───── Material supplied

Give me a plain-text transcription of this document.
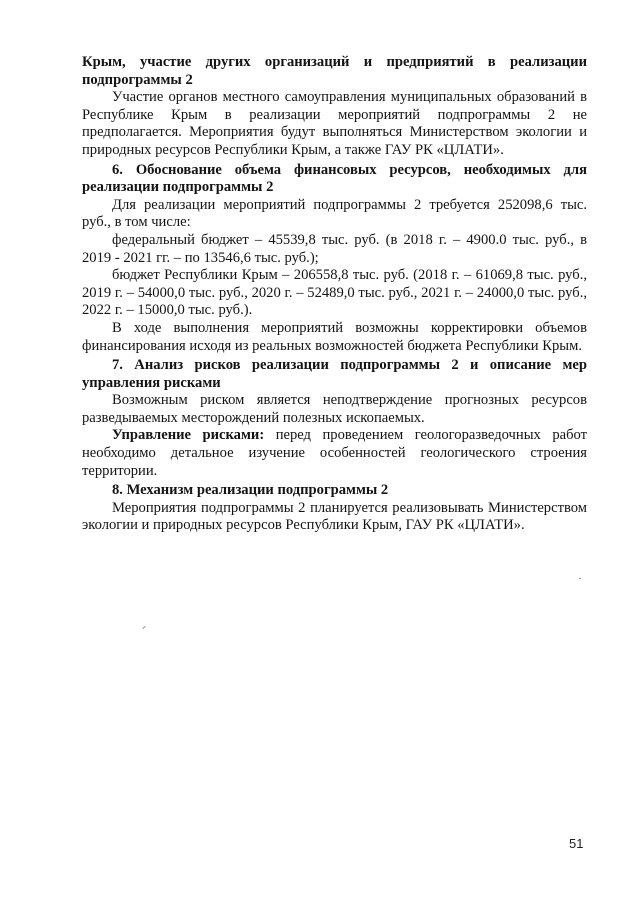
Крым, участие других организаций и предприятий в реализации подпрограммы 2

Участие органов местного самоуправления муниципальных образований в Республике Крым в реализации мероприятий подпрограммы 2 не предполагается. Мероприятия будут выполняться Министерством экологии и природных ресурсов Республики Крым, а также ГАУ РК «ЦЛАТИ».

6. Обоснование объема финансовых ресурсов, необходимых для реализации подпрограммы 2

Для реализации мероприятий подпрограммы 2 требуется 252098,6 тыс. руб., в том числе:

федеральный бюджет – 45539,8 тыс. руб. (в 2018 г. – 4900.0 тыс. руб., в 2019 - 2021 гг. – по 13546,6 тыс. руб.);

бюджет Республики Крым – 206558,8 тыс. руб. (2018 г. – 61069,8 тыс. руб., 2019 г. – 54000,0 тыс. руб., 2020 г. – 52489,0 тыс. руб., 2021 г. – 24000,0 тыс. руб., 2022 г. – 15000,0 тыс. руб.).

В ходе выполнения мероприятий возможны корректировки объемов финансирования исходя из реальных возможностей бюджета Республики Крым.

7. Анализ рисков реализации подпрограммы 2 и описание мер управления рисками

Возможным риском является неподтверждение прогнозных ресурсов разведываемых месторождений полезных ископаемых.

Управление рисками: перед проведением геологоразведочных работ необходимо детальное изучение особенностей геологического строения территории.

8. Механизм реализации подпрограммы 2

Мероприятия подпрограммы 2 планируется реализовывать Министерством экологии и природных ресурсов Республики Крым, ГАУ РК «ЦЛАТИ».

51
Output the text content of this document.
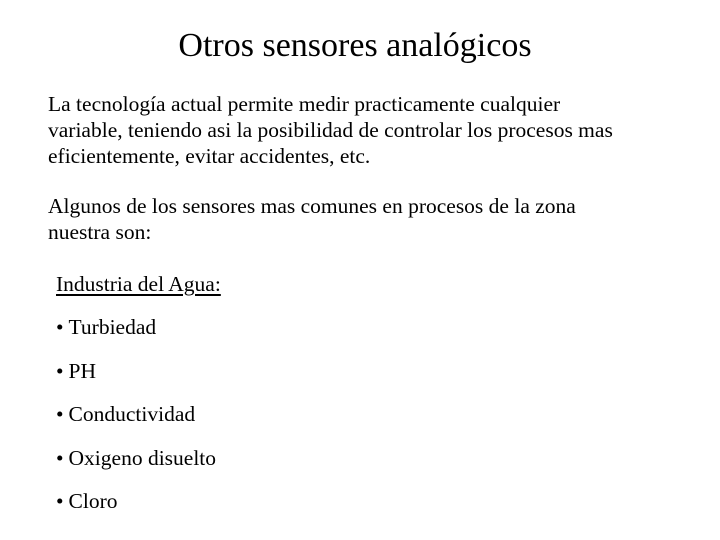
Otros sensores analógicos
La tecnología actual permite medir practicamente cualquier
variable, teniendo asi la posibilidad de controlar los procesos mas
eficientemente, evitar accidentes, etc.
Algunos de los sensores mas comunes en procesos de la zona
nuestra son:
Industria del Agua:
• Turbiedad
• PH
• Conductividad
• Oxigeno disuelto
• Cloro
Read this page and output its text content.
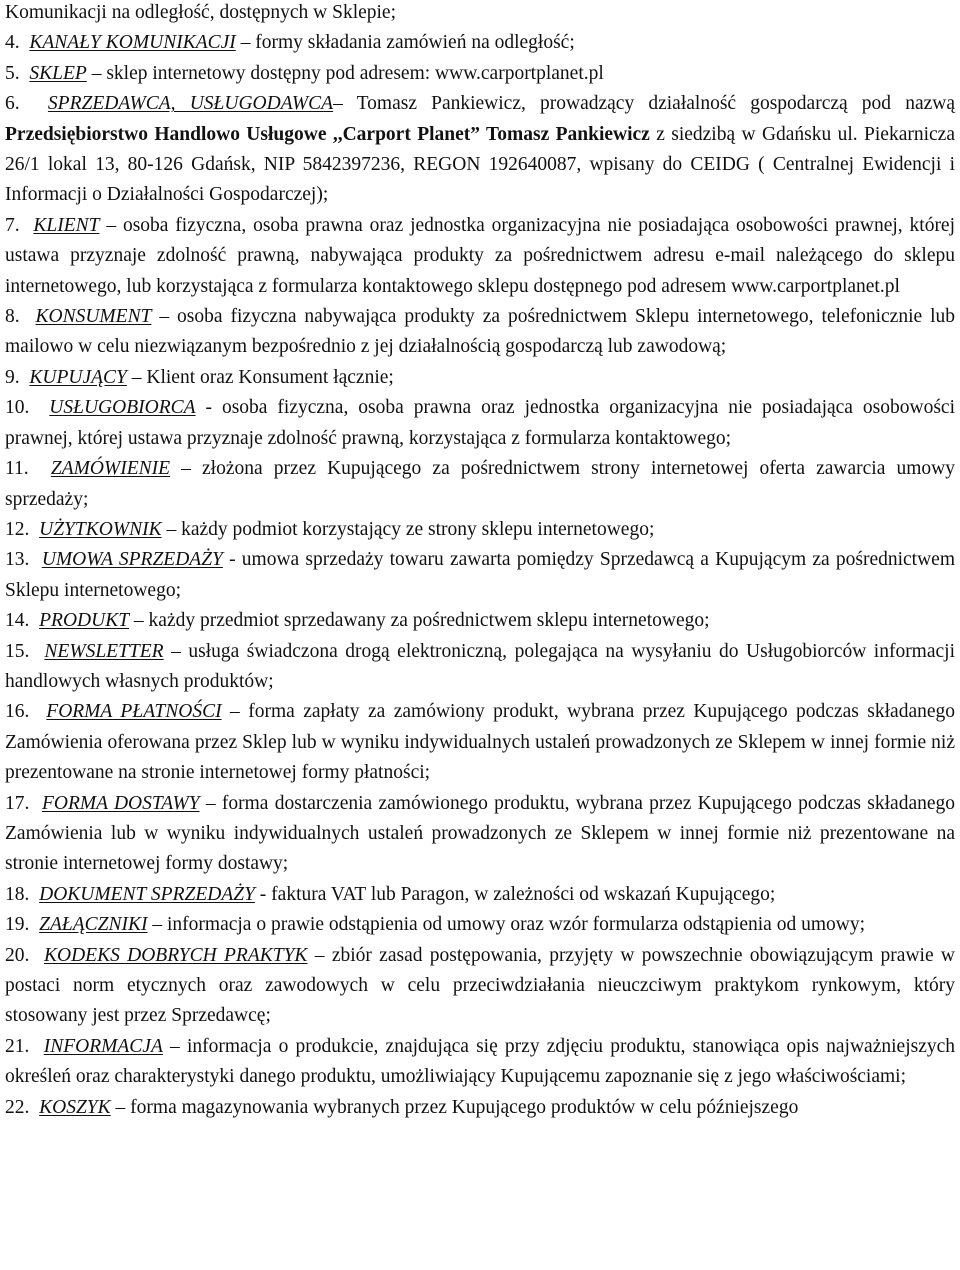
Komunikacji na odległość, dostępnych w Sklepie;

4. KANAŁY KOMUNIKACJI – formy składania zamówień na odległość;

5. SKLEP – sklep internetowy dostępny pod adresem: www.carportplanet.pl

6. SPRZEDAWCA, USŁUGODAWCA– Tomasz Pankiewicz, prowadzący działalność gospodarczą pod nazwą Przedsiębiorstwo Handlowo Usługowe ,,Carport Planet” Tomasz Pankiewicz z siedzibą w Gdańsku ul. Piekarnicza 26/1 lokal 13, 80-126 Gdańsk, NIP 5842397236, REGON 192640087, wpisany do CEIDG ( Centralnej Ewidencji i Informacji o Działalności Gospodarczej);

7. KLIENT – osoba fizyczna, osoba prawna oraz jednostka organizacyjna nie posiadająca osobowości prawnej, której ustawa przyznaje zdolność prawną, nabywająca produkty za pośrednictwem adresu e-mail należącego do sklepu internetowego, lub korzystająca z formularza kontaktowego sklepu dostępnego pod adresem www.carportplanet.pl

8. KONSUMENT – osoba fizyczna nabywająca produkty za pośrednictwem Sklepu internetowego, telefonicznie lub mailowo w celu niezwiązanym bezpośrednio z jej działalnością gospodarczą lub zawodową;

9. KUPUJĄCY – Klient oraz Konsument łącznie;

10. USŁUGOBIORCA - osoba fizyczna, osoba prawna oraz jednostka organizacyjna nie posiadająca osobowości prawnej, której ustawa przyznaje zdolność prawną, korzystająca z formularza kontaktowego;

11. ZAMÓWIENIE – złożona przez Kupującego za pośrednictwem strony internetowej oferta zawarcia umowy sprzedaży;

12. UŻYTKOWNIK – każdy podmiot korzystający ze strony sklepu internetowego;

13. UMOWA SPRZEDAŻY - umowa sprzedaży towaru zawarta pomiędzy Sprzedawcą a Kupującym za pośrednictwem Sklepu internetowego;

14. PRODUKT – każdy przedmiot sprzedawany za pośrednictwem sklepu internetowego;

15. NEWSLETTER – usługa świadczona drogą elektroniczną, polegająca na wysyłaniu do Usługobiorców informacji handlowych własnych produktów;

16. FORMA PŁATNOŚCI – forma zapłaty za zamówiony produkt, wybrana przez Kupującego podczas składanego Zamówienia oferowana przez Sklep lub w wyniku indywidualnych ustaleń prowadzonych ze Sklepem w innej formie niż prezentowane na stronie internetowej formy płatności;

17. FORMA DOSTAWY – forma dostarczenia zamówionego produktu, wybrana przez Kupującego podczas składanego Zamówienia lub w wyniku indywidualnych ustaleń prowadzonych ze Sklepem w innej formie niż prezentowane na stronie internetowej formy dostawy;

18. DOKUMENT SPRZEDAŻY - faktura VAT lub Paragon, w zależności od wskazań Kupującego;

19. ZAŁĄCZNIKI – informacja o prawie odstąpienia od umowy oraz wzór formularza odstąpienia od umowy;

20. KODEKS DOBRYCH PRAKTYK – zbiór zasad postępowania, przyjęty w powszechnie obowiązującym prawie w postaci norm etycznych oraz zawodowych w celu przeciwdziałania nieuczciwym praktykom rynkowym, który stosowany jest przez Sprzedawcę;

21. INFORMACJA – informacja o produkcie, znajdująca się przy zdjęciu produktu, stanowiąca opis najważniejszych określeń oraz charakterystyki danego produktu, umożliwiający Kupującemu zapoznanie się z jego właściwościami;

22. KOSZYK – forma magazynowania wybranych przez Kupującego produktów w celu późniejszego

──────────

=== Problem ===
Set out every line from the material that contains the string "zdolność".

=== Correct response ===
7. KLIENT – osoba fizyczna, osoba prawna oraz jednostka organizacyjna nie posiadająca osobowości prawnej, której ustawa przyznaje zdolność prawną, nabywająca produkty za pośrednictwem adresu e-mail należącego do sklepu internetowego, lub korzystająca z formularza kontaktowego sklepu dostępnego pod adresem www.carportplanet.pl
10. USŁUGOBIORCA - osoba fizyczna, osoba prawna oraz jednostka organizacyjna nie posiadająca osobowości prawnej, której ustawa przyznaje zdolność prawną, korzystająca z formularza kontaktowego;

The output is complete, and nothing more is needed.